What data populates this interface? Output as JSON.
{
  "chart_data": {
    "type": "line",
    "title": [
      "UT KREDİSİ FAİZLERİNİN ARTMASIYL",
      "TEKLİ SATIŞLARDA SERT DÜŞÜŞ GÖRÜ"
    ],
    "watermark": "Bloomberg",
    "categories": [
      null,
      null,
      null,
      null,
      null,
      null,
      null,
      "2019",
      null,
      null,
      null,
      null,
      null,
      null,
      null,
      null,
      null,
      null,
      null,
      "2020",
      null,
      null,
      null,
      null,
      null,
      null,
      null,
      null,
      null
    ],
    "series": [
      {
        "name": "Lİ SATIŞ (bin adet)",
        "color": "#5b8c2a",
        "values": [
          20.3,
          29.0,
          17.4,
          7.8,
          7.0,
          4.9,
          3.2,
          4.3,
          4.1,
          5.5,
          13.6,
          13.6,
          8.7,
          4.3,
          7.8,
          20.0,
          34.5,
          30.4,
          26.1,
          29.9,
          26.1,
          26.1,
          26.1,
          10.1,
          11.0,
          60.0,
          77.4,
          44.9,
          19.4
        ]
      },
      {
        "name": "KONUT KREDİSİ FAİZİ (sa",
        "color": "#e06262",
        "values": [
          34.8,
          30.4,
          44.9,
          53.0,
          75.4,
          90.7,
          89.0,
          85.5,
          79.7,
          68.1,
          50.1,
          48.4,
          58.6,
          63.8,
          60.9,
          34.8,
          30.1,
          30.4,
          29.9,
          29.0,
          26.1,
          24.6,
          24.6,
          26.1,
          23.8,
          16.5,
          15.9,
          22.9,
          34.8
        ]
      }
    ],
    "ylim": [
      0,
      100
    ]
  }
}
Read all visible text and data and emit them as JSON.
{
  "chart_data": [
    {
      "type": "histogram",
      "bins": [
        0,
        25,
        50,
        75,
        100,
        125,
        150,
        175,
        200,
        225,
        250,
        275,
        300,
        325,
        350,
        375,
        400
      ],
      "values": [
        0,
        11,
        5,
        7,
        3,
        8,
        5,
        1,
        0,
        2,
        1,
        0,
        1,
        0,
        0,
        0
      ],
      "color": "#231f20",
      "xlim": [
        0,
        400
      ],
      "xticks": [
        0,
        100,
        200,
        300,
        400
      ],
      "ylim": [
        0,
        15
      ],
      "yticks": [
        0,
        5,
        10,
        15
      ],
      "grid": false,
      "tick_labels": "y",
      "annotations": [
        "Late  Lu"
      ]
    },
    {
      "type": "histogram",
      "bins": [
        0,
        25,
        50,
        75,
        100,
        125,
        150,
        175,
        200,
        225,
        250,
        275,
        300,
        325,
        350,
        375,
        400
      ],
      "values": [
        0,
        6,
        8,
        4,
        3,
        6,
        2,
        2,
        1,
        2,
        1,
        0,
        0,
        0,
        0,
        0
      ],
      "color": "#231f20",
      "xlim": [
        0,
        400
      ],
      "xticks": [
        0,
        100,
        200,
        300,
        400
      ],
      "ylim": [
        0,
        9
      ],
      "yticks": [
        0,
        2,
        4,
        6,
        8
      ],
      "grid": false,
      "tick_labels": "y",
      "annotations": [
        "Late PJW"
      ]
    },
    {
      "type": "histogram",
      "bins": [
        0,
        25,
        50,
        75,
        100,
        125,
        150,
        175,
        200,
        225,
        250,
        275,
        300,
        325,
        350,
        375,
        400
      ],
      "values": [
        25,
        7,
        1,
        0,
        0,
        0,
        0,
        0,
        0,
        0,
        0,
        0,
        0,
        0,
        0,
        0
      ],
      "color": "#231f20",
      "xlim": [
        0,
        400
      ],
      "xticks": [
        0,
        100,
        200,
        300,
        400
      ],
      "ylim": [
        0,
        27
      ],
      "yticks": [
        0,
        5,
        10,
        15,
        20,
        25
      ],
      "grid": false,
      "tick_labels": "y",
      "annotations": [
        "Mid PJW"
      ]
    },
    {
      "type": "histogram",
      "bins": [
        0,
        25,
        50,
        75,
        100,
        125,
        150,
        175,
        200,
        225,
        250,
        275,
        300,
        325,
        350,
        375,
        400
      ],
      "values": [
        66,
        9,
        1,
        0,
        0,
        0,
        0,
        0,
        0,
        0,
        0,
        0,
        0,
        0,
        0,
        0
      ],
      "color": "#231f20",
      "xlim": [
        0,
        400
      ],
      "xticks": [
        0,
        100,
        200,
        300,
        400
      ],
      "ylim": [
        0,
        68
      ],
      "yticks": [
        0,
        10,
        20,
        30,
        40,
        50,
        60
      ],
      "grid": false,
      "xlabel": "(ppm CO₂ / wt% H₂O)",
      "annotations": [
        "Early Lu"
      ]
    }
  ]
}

» **Goal**
Write the data out again in full and exactly.

» **Final result**
What data populates this interface? Output as JSON.
{
  "chart_data": {
    "type": "line",
    "title": [
      "UT KREDİSİ FAİZLERİNİN ARTMASIYL",
      "TEKLİ SATIŞLARDA SERT DÜŞÜŞ GÖRÜ"
    ],
    "watermark": "Bloomberg",
    "categories": [
      null,
      null,
      null,
      null,
      null,
      null,
      null,
      "2019",
      null,
      null,
      null,
      null,
      null,
      null,
      null,
      null,
      null,
      null,
      null,
      "2020",
      null,
      null,
      null,
      null,
      null,
      null,
      null,
      null,
      null
    ],
    "series": [
      {
        "name": "Lİ SATIŞ (bin adet)",
        "color": "#5b8c2a",
        "values": [
          20.3,
          29.0,
          17.4,
          7.8,
          7.0,
          4.9,
          3.2,
          4.3,
          4.1,
          5.5,
          13.6,
          13.6,
          8.7,
          4.3,
          7.8,
          20.0,
          34.5,
          30.4,
          26.1,
          29.9,
          26.1,
          26.1,
          26.1,
          10.1,
          11.0,
          60.0,
          77.4,
          44.9,
          19.4
        ]
      },
      {
        "name": "KONUT KREDİSİ FAİZİ (sa",
        "color": "#e06262",
        "values": [
          34.8,
          30.4,
          44.9,
          53.0,
          75.4,
          90.7,
          89.0,
          85.5,
          79.7,
          68.1,
          50.1,
          48.4,
          58.6,
          63.8,
          60.9,
          34.8,
          30.1,
          30.4,
          29.9,
          29.0,
          26.1,
          24.6,
          24.6,
          26.1,
          23.8,
          16.5,
          15.9,
          22.9,
          34.8
        ]
      }
    ],
    "ylim": [
      0,
      100
    ]
  }
}
Read all visible text and data and emit them as JSON.
{
  "chart_data": [
    {
      "type": "histogram",
      "bins": [
        0,
        25,
        50,
        75,
        100,
        125,
        150,
        175,
        200,
        225,
        250,
        275,
        300,
        325,
        350,
        375,
        400
      ],
      "values": [
        0,
        11,
        5,
        7,
        3,
        8,
        5,
        1,
        0,
        2,
        1,
        0,
        1,
        0,
        0,
        0
      ],
      "color": "#231f20",
      "xlim": [
        0,
        400
      ],
      "xticks": [
        0,
        100,
        200,
        300,
        400
      ],
      "ylim": [
        0,
        15
      ],
      "yticks": [
        0,
        5,
        10,
        15
      ],
      "grid": false,
      "tick_labels": "y",
      "annotations": [
        "Late  Lu"
      ]
    },
    {
      "type": "histogram",
      "bins": [
        0,
        25,
        50,
        75,
        100,
        125,
        150,
        175,
        200,
        225,
        250,
        275,
        300,
        325,
        350,
        375,
        400
      ],
      "values": [
        0,
        6,
        8,
        4,
        3,
        6,
        2,
        2,
        1,
        2,
        1,
        0,
        0,
        0,
        0,
        0
      ],
      "color": "#231f20",
      "xlim": [
        0,
        400
      ],
      "xticks": [
        0,
        100,
        200,
        300,
        400
      ],
      "ylim": [
        0,
        9
      ],
      "yticks": [
        0,
        2,
        4,
        6,
        8
      ],
      "grid": false,
      "tick_labels": "y",
      "annotations": [
        "Late PJW"
      ]
    },
    {
      "type": "histogram",
      "bins": [
        0,
        25,
        50,
        75,
        100,
        125,
        150,
        175,
        200,
        225,
        250,
        275,
        300,
        325,
        350,
        375,
        400
      ],
      "values": [
        25,
        7,
        1,
        0,
        0,
        0,
        0,
        0,
        0,
        0,
        0,
        0,
        0,
        0,
        0,
        0
      ],
      "color": "#231f20",
      "xlim": [
        0,
        400
      ],
      "xticks": [
        0,
        100,
        200,
        300,
        400
      ],
      "ylim": [
        0,
        27
      ],
      "yticks": [
        0,
        5,
        10,
        15,
        20,
        25
      ],
      "grid": false,
      "tick_labels": "y",
      "annotations": [
        "Mid PJW"
      ]
    },
    {
      "type": "histogram",
      "bins": [
        0,
        25,
        50,
        75,
        100,
        125,
        150,
        175,
        200,
        225,
        250,
        275,
        300,
        325,
        350,
        375,
        400
      ],
      "values": [
        66,
        9,
        1,
        0,
        0,
        0,
        0,
        0,
        0,
        0,
        0,
        0,
        0,
        0,
        0,
        0
      ],
      "color": "#231f20",
      "xlim": [
        0,
        400
      ],
      "xticks": [
        0,
        100,
        200,
        300,
        400
      ],
      "ylim": [
        0,
        68
      ],
      "yticks": [
        0,
        10,
        20,
        30,
        40,
        50,
        60
      ],
      "grid": false,
      "xlabel": "(ppm CO₂ / wt% H₂O)",
      "annotations": [
        "Early Lu"
      ]
    }
  ]
}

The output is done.